[Figure data in JSON]

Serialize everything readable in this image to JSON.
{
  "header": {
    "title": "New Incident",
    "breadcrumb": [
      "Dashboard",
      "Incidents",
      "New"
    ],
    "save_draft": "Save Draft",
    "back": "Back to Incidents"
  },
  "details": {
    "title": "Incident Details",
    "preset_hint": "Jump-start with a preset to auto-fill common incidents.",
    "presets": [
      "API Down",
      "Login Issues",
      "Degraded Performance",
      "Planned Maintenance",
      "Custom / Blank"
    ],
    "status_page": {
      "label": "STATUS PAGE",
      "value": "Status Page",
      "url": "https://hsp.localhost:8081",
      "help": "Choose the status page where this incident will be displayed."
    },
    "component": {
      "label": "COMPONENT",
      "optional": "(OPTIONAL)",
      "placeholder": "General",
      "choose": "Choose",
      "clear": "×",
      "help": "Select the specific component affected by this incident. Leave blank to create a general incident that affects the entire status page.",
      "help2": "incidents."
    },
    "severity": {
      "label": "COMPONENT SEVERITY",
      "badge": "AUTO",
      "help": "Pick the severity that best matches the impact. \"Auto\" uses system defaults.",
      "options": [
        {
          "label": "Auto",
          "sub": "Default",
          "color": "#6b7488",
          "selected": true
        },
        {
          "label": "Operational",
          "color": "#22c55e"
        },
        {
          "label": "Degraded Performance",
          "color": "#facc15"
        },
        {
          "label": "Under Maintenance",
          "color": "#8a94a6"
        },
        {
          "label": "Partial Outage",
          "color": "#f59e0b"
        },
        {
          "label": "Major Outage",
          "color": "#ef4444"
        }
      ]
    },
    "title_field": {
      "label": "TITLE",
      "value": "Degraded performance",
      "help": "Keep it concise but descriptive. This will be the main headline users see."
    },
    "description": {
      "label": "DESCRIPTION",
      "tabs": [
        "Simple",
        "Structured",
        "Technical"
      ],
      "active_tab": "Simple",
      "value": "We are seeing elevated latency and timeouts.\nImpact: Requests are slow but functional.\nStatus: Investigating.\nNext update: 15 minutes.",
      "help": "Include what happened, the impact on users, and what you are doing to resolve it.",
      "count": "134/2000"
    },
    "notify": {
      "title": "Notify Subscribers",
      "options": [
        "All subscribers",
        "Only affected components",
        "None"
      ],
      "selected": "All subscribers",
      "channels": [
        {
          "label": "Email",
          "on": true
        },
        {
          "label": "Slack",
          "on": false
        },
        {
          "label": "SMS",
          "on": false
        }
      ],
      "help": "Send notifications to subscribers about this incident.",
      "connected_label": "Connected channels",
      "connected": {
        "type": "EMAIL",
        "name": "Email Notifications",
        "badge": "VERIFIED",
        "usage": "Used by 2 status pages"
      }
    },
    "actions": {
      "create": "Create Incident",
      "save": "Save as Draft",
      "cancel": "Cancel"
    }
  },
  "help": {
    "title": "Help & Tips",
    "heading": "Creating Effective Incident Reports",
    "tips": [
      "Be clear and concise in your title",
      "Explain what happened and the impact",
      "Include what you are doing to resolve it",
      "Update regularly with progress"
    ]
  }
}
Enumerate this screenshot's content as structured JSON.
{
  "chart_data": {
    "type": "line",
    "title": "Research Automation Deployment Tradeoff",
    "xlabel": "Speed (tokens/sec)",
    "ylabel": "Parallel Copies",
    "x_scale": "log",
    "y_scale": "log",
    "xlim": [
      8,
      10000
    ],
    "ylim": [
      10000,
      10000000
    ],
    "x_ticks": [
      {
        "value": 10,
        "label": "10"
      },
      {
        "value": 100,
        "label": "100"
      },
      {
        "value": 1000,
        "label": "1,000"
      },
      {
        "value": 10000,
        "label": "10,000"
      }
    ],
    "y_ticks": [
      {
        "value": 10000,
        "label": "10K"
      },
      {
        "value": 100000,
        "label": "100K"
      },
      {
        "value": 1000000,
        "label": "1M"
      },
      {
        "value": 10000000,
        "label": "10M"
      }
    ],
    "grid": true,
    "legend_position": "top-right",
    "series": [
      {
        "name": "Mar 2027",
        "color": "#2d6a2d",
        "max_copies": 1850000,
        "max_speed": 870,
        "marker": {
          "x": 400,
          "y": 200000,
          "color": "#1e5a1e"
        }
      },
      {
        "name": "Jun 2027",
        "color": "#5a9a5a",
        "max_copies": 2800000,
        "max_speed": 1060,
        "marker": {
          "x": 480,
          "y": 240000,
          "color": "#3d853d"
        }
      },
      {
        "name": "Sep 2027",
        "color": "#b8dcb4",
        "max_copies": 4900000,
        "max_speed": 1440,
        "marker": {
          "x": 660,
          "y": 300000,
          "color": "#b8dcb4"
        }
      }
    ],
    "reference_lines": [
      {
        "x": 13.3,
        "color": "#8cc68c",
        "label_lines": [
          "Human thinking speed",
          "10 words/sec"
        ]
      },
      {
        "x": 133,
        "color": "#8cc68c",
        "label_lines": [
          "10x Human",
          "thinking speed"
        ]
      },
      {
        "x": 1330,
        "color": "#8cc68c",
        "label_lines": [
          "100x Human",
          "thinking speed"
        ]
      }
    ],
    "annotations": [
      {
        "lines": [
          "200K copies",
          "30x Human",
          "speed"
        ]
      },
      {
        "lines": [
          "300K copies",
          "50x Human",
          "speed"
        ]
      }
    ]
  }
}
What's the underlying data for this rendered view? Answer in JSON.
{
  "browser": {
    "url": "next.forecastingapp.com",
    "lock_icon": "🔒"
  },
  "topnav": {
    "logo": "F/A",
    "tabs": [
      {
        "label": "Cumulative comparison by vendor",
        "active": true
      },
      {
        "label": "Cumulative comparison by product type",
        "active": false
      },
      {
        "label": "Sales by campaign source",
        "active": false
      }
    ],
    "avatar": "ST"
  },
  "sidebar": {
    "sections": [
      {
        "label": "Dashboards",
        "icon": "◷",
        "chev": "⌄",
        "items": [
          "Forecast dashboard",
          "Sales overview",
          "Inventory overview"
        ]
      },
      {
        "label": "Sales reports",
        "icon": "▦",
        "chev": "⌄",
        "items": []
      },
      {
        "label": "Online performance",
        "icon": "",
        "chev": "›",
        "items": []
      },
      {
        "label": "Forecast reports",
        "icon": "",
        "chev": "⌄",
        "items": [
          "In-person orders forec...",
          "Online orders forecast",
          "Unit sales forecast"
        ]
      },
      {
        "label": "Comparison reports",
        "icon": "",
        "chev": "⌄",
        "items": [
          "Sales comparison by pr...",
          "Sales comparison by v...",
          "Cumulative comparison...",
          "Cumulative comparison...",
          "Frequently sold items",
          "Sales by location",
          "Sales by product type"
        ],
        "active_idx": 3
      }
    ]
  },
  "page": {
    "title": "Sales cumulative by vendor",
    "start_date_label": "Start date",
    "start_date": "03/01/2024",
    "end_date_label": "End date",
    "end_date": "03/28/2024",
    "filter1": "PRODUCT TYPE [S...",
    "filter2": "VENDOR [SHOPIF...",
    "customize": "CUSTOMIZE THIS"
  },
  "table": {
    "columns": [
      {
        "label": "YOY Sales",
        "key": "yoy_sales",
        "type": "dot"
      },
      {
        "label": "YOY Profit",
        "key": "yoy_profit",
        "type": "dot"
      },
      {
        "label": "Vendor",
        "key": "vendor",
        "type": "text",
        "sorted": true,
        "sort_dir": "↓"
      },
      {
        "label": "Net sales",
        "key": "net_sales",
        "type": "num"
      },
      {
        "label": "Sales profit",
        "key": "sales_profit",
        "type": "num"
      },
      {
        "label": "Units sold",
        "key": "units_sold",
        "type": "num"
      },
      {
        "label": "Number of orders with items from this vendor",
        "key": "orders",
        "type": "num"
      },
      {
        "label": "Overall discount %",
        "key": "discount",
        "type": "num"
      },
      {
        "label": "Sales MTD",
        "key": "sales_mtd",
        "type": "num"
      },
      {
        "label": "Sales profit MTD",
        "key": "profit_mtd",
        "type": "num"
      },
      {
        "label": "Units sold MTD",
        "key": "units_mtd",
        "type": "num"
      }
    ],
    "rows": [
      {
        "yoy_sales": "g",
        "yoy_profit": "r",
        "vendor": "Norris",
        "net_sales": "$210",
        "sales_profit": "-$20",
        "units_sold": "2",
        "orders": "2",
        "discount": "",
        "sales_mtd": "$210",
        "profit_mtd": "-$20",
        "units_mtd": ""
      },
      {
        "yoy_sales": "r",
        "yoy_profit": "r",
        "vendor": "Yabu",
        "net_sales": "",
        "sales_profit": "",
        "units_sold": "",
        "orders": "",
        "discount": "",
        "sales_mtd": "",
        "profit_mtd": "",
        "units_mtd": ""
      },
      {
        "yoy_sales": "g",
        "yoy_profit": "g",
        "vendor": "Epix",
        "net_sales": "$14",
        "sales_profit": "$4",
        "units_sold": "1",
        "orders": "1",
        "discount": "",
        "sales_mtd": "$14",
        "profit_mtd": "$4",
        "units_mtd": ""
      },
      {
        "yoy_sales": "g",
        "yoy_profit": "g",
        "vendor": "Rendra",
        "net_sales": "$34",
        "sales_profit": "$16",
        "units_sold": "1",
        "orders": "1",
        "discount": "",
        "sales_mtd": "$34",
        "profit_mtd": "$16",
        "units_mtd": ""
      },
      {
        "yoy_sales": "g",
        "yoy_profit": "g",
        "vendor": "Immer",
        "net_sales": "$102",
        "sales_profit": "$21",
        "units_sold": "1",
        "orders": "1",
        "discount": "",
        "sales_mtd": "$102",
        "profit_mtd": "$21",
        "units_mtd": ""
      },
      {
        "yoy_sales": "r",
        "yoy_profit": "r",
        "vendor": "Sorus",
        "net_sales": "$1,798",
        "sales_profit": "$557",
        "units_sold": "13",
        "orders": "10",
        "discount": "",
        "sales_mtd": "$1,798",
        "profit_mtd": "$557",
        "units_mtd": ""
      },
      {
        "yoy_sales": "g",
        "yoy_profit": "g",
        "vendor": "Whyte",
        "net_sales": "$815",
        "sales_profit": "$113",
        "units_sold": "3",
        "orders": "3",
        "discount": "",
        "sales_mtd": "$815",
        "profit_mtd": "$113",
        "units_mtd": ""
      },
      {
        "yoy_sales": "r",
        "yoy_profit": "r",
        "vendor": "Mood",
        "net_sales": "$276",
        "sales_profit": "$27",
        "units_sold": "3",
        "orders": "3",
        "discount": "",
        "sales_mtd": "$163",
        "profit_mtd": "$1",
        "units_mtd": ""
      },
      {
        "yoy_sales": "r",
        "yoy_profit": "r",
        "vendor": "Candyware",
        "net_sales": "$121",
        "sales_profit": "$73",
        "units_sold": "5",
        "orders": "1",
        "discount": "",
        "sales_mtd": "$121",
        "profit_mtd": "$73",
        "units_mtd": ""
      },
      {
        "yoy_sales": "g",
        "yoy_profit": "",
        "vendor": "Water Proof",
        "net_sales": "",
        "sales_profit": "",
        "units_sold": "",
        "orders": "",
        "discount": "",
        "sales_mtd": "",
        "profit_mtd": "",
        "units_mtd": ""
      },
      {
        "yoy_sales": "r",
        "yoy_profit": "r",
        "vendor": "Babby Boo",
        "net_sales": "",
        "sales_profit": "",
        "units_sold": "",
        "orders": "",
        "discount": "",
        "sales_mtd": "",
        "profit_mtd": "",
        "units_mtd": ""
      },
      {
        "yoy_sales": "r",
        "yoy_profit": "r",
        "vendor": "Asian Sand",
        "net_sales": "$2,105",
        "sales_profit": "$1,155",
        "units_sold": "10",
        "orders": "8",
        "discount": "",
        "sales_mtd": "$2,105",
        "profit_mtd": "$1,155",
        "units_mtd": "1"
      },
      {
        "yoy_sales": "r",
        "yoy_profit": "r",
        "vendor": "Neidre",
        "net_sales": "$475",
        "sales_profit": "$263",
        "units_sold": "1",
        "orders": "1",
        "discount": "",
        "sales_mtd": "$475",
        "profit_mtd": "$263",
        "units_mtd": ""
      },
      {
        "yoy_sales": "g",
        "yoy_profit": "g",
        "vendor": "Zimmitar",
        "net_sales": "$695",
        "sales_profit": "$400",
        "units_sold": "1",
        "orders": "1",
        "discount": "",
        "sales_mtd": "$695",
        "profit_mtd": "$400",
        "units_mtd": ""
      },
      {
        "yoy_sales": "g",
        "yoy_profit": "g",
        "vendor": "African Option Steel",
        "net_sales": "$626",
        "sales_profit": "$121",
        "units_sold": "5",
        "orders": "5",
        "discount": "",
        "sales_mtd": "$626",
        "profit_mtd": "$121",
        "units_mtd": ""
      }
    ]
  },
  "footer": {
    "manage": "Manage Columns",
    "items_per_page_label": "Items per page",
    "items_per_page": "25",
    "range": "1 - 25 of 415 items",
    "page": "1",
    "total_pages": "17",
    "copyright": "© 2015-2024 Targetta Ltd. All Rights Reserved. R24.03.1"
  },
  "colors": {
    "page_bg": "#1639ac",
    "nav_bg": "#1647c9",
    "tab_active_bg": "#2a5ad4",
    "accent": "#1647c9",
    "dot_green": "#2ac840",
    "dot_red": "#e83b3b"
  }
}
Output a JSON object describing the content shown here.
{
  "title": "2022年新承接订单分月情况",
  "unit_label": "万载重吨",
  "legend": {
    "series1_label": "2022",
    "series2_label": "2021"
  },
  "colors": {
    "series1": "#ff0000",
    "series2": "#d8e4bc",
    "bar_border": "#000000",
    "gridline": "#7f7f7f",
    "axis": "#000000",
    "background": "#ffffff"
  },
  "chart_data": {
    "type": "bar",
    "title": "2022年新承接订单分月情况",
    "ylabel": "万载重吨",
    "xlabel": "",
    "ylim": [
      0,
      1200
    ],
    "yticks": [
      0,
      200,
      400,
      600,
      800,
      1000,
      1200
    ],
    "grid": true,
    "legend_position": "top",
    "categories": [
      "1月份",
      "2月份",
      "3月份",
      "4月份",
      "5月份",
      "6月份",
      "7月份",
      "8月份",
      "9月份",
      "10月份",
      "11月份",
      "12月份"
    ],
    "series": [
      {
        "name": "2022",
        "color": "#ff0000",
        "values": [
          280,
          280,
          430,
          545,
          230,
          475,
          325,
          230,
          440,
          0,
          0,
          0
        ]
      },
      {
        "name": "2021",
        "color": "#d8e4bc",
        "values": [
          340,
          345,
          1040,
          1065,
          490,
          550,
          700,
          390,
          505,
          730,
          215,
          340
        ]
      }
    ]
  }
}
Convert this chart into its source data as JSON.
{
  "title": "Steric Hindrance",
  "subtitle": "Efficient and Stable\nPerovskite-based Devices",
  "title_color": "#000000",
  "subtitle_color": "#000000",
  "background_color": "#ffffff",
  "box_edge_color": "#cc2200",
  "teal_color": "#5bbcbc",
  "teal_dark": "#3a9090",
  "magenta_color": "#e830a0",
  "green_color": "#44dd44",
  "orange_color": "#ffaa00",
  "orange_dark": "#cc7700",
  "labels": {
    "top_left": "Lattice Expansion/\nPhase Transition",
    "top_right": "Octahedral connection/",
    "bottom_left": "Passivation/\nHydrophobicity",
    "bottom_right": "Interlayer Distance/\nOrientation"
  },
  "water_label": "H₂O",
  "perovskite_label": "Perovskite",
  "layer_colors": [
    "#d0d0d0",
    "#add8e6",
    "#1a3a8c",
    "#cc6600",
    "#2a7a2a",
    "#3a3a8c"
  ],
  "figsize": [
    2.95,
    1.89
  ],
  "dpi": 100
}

Instructions for the task:
Copy each line of the data above that holds "overview".

Answer for the task:
          "Sales overview",
          "Inventory overview"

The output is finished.